**Instructions for the task:**
Which lines in the material below contain the word "duration"? Copy each of them.
:: Record excerpts
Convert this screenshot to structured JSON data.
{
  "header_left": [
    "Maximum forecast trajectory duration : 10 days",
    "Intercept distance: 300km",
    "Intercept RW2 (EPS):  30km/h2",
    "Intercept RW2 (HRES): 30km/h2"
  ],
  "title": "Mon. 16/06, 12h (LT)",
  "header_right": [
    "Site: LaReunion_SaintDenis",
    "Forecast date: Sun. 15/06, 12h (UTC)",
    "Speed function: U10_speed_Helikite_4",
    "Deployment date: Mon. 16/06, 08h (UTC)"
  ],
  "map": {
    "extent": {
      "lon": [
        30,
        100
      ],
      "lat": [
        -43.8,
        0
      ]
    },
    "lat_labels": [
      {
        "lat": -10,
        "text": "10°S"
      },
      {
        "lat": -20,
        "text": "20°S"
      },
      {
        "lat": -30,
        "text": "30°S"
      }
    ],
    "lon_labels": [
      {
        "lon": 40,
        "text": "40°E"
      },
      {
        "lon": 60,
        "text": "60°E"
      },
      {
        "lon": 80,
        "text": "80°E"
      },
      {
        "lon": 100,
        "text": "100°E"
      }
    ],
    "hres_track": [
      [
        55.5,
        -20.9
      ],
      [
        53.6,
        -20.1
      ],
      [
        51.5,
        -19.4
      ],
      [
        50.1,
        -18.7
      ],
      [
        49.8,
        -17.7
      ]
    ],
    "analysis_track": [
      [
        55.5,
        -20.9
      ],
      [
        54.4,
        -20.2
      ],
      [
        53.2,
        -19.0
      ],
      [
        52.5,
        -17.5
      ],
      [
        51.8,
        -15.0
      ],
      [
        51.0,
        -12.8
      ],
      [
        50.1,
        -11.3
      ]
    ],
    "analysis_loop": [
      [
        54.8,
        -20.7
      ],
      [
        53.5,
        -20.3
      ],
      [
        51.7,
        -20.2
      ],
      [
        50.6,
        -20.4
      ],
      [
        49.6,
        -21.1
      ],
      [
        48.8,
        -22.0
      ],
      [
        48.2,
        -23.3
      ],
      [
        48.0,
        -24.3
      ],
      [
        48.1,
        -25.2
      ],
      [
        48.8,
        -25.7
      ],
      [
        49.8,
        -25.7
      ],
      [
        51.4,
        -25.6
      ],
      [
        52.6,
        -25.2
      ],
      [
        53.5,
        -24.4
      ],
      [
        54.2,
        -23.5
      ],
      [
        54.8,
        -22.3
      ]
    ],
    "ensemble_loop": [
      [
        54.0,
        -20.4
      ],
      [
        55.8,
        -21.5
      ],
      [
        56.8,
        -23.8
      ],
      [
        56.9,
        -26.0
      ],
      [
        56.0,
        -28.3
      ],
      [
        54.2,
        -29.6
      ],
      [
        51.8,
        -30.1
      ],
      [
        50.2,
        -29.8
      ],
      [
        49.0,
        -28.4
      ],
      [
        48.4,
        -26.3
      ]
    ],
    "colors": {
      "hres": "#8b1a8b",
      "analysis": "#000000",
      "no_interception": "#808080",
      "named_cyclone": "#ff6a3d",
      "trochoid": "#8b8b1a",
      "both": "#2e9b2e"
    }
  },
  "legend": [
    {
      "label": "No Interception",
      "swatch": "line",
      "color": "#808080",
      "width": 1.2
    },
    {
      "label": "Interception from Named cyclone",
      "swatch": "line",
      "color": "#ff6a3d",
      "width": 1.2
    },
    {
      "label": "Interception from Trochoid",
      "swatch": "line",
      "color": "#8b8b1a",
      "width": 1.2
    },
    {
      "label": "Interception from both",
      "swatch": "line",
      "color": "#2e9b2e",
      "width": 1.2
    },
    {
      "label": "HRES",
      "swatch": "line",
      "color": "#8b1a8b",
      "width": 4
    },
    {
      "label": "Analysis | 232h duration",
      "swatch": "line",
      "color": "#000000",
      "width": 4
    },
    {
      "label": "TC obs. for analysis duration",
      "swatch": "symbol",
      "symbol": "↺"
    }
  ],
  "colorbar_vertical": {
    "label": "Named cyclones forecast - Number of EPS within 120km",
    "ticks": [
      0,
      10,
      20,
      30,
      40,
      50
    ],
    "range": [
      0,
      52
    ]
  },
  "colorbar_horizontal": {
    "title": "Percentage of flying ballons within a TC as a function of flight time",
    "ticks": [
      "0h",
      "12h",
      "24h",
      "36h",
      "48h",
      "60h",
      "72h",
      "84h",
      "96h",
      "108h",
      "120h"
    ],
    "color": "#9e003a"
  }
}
::::
**Solved problem:**
    "Maximum forecast trajectory duration : 10 days",
      "label": "Analysis | 232h duration",
      "label": "TC obs. for analysis duration",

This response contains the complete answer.